__Problem details__. Reproduce all of the material word for word.

__Given entries__.
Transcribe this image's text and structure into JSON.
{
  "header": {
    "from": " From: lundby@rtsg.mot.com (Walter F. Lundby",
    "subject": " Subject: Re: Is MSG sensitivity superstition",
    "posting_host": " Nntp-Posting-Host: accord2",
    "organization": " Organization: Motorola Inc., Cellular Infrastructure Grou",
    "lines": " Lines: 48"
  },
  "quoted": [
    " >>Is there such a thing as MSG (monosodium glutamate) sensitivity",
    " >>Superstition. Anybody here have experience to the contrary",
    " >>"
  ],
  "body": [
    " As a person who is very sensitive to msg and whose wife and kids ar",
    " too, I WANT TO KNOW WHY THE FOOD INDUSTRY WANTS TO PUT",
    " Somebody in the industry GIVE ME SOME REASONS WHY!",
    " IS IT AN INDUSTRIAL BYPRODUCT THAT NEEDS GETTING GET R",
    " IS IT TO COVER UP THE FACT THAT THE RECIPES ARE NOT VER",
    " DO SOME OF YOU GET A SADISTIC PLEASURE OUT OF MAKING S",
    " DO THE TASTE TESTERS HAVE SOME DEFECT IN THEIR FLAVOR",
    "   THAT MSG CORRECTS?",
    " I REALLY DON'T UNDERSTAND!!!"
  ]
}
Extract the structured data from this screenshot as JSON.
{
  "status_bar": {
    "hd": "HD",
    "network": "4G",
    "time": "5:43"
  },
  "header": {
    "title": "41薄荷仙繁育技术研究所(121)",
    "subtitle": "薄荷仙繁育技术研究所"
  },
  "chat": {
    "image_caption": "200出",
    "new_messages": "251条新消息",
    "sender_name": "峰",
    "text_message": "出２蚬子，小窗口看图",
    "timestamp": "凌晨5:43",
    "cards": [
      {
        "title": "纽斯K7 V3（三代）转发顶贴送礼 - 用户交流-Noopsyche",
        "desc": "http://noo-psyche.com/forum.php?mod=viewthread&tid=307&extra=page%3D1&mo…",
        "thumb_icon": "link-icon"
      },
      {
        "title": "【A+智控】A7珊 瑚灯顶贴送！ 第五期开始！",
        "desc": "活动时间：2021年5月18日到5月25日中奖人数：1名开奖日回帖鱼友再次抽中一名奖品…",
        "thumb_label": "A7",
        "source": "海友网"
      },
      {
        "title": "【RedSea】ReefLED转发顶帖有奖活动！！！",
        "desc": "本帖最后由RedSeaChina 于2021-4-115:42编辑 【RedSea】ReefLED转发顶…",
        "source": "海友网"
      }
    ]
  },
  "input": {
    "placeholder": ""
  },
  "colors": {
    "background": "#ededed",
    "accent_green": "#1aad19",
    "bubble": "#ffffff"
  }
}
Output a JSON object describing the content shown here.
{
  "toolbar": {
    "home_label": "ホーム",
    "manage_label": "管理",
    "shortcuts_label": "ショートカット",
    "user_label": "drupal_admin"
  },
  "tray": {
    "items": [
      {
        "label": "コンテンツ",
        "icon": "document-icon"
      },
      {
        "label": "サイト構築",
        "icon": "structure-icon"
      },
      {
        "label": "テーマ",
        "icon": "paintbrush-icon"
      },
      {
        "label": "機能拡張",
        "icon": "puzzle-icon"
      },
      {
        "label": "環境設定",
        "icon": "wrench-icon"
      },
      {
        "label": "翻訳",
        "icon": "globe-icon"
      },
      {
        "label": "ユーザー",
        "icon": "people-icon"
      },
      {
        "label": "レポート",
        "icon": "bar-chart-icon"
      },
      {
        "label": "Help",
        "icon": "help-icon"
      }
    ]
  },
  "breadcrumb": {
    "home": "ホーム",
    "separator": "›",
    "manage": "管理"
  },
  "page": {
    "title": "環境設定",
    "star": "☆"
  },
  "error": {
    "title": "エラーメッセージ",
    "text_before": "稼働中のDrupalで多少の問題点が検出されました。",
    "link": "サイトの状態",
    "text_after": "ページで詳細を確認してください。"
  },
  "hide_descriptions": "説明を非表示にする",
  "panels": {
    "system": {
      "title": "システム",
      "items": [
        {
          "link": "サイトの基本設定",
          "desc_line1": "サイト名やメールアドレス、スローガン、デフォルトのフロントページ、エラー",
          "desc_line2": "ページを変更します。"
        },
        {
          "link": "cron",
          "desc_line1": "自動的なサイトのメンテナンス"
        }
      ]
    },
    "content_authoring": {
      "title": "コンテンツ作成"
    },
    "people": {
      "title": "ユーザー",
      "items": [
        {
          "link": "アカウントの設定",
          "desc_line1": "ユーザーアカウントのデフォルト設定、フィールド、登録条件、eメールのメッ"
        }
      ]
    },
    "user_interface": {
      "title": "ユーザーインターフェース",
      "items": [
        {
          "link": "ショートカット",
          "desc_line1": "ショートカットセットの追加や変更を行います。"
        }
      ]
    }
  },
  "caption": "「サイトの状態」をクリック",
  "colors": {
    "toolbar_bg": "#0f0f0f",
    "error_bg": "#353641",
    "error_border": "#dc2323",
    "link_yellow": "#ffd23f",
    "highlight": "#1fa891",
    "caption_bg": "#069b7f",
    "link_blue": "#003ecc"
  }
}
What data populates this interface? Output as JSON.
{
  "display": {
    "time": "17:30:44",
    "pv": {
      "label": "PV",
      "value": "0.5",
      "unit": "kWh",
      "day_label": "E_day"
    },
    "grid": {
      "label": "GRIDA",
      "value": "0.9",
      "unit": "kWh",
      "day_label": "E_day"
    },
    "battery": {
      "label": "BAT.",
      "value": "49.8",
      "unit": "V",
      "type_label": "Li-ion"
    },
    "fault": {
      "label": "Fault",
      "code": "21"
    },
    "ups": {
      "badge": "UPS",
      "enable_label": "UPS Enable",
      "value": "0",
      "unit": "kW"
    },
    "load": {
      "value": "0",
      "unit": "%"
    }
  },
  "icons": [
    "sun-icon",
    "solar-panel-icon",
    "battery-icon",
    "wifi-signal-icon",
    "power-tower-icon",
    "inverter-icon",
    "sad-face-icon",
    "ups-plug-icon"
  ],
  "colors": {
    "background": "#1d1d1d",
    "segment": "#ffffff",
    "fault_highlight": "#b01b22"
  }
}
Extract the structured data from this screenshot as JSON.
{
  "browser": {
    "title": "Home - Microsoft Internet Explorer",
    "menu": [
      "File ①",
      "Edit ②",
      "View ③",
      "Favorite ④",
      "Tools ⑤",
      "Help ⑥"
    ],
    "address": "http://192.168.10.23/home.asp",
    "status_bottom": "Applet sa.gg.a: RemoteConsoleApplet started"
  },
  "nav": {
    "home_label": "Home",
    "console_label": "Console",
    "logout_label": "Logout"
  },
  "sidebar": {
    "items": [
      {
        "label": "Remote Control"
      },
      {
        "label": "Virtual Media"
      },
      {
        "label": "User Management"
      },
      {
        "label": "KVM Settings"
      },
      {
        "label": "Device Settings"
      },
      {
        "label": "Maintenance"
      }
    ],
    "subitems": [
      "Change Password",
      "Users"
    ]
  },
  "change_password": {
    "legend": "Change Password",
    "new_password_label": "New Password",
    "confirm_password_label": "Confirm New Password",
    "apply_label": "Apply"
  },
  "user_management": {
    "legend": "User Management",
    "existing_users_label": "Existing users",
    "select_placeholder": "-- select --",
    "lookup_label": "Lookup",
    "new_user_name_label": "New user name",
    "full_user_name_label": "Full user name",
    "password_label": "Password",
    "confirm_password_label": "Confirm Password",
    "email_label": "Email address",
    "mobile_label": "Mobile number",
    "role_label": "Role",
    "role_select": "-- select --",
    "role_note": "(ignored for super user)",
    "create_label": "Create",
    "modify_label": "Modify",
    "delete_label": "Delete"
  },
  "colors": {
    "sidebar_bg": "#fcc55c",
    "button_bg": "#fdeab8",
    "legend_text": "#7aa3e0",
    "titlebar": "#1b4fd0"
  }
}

__Exercise output__.
Transcribe this image's text and structure into JSON.
{
  "header": {
    "from": " From: lundby@rtsg.mot.com (Walter F. Lundby",
    "subject": " Subject: Re: Is MSG sensitivity superstition",
    "posting_host": " Nntp-Posting-Host: accord2",
    "organization": " Organization: Motorola Inc., Cellular Infrastructure Grou",
    "lines": " Lines: 48"
  },
  "quoted": [
    " >>Is there such a thing as MSG (monosodium glutamate) sensitivity",
    " >>Superstition. Anybody here have experience to the contrary",
    " >>"
  ],
  "body": [
    " As a person who is very sensitive to msg and whose wife and kids ar",
    " too, I WANT TO KNOW WHY THE FOOD INDUSTRY WANTS TO PUT",
    " Somebody in the industry GIVE ME SOME REASONS WHY!",
    " IS IT AN INDUSTRIAL BYPRODUCT THAT NEEDS GETTING GET R",
    " IS IT TO COVER UP THE FACT THAT THE RECIPES ARE NOT VER",
    " DO SOME OF YOU GET A SADISTIC PLEASURE OUT OF MAKING S",
    " DO THE TASTE TESTERS HAVE SOME DEFECT IN THEIR FLAVOR",
    "   THAT MSG CORRECTS?",
    " I REALLY DON'T UNDERSTAND!!!"
  ]
}
Extract the structured data from this screenshot as JSON.
{
  "status_bar": {
    "hd": "HD",
    "network": "4G",
    "time": "5:43"
  },
  "header": {
    "title": "41薄荷仙繁育技术研究所(121)",
    "subtitle": "薄荷仙繁育技术研究所"
  },
  "chat": {
    "image_caption": "200出",
    "new_messages": "251条新消息",
    "sender_name": "峰",
    "text_message": "出２蚬子，小窗口看图",
    "timestamp": "凌晨5:43",
    "cards": [
      {
        "title": "纽斯K7 V3（三代）转发顶贴送礼 - 用户交流-Noopsyche",
        "desc": "http://noo-psyche.com/forum.php?mod=viewthread&tid=307&extra=page%3D1&mo…",
        "thumb_icon": "link-icon"
      },
      {
        "title": "【A+智控】A7珊 瑚灯顶贴送！ 第五期开始！",
        "desc": "活动时间：2021年5月18日到5月25日中奖人数：1名开奖日回帖鱼友再次抽中一名奖品…",
        "thumb_label": "A7",
        "source": "海友网"
      },
      {
        "title": "【RedSea】ReefLED转发顶帖有奖活动！！！",
        "desc": "本帖最后由RedSeaChina 于2021-4-115:42编辑 【RedSea】ReefLED转发顶…",
        "source": "海友网"
      }
    ]
  },
  "input": {
    "placeholder": ""
  },
  "colors": {
    "background": "#ededed",
    "accent_green": "#1aad19",
    "bubble": "#ffffff"
  }
}
Output a JSON object describing the content shown here.
{
  "toolbar": {
    "home_label": "ホーム",
    "manage_label": "管理",
    "shortcuts_label": "ショートカット",
    "user_label": "drupal_admin"
  },
  "tray": {
    "items": [
      {
        "label": "コンテンツ",
        "icon": "document-icon"
      },
      {
        "label": "サイト構築",
        "icon": "structure-icon"
      },
      {
        "label": "テーマ",
        "icon": "paintbrush-icon"
      },
      {
        "label": "機能拡張",
        "icon": "puzzle-icon"
      },
      {
        "label": "環境設定",
        "icon": "wrench-icon"
      },
      {
        "label": "翻訳",
        "icon": "globe-icon"
      },
      {
        "label": "ユーザー",
        "icon": "people-icon"
      },
      {
        "label": "レポート",
        "icon": "bar-chart-icon"
      },
      {
        "label": "Help",
        "icon": "help-icon"
      }
    ]
  },
  "breadcrumb": {
    "home": "ホーム",
    "separator": "›",
    "manage": "管理"
  },
  "page": {
    "title": "環境設定",
    "star": "☆"
  },
  "error": {
    "title": "エラーメッセージ",
    "text_before": "稼働中のDrupalで多少の問題点が検出されました。",
    "link": "サイトの状態",
    "text_after": "ページで詳細を確認してください。"
  },
  "hide_descriptions": "説明を非表示にする",
  "panels": {
    "system": {
      "title": "システム",
      "items": [
        {
          "link": "サイトの基本設定",
          "desc_line1": "サイト名やメールアドレス、スローガン、デフォルトのフロントページ、エラー",
          "desc_line2": "ページを変更します。"
        },
        {
          "link": "cron",
          "desc_line1": "自動的なサイトのメンテナンス"
        }
      ]
    },
    "content_authoring": {
      "title": "コンテンツ作成"
    },
    "people": {
      "title": "ユーザー",
      "items": [
        {
          "link": "アカウントの設定",
          "desc_line1": "ユーザーアカウントのデフォルト設定、フィールド、登録条件、eメールのメッ"
        }
      ]
    },
    "user_interface": {
      "title": "ユーザーインターフェース",
      "items": [
        {
          "link": "ショートカット",
          "desc_line1": "ショートカットセットの追加や変更を行います。"
        }
      ]
    }
  },
  "caption": "「サイトの状態」をクリック",
  "colors": {
    "toolbar_bg": "#0f0f0f",
    "error_bg": "#353641",
    "error_border": "#dc2323",
    "link_yellow": "#ffd23f",
    "highlight": "#1fa891",
    "caption_bg": "#069b7f",
    "link_blue": "#003ecc"
  }
}
What data populates this interface? Output as JSON.
{
  "display": {
    "time": "17:30:44",
    "pv": {
      "label": "PV",
      "value": "0.5",
      "unit": "kWh",
      "day_label": "E_day"
    },
    "grid": {
      "label": "GRIDA",
      "value": "0.9",
      "unit": "kWh",
      "day_label": "E_day"
    },
    "battery": {
      "label": "BAT.",
      "value": "49.8",
      "unit": "V",
      "type_label": "Li-ion"
    },
    "fault": {
      "label": "Fault",
      "code": "21"
    },
    "ups": {
      "badge": "UPS",
      "enable_label": "UPS Enable",
      "value": "0",
      "unit": "kW"
    },
    "load": {
      "value": "0",
      "unit": "%"
    }
  },
  "icons": [
    "sun-icon",
    "solar-panel-icon",
    "battery-icon",
    "wifi-signal-icon",
    "power-tower-icon",
    "inverter-icon",
    "sad-face-icon",
    "ups-plug-icon"
  ],
  "colors": {
    "background": "#1d1d1d",
    "segment": "#ffffff",
    "fault_highlight": "#b01b22"
  }
}
Extract the structured data from this screenshot as JSON.
{
  "browser": {
    "title": "Home - Microsoft Internet Explorer",
    "menu": [
      "File ①",
      "Edit ②",
      "View ③",
      "Favorite ④",
      "Tools ⑤",
      "Help ⑥"
    ],
    "address": "http://192.168.10.23/home.asp",
    "status_bottom": "Applet sa.gg.a: RemoteConsoleApplet started"
  },
  "nav": {
    "home_label": "Home",
    "console_label": "Console",
    "logout_label": "Logout"
  },
  "sidebar": {
    "items": [
      {
        "label": "Remote Control"
      },
      {
        "label": "Virtual Media"
      },
      {
        "label": "User Management"
      },
      {
        "label": "KVM Settings"
      },
      {
        "label": "Device Settings"
      },
      {
        "label": "Maintenance"
      }
    ],
    "subitems": [
      "Change Password",
      "Users"
    ]
  },
  "change_password": {
    "legend": "Change Password",
    "new_password_label": "New Password",
    "confirm_password_label": "Confirm New Password",
    "apply_label": "Apply"
  },
  "user_management": {
    "legend": "User Management",
    "existing_users_label": "Existing users",
    "select_placeholder": "-- select --",
    "lookup_label": "Lookup",
    "new_user_name_label": "New user name",
    "full_user_name_label": "Full user name",
    "password_label": "Password",
    "confirm_password_label": "Confirm Password",
    "email_label": "Email address",
    "mobile_label": "Mobile number",
    "role_label": "Role",
    "role_select": "-- select --",
    "role_note": "(ignored for super user)",
    "create_label": "Create",
    "modify_label": "Modify",
    "delete_label": "Delete"
  },
  "colors": {
    "sidebar_bg": "#fcc55c",
    "button_bg": "#fdeab8",
    "legend_text": "#7aa3e0",
    "titlebar": "#1b4fd0"
  }
}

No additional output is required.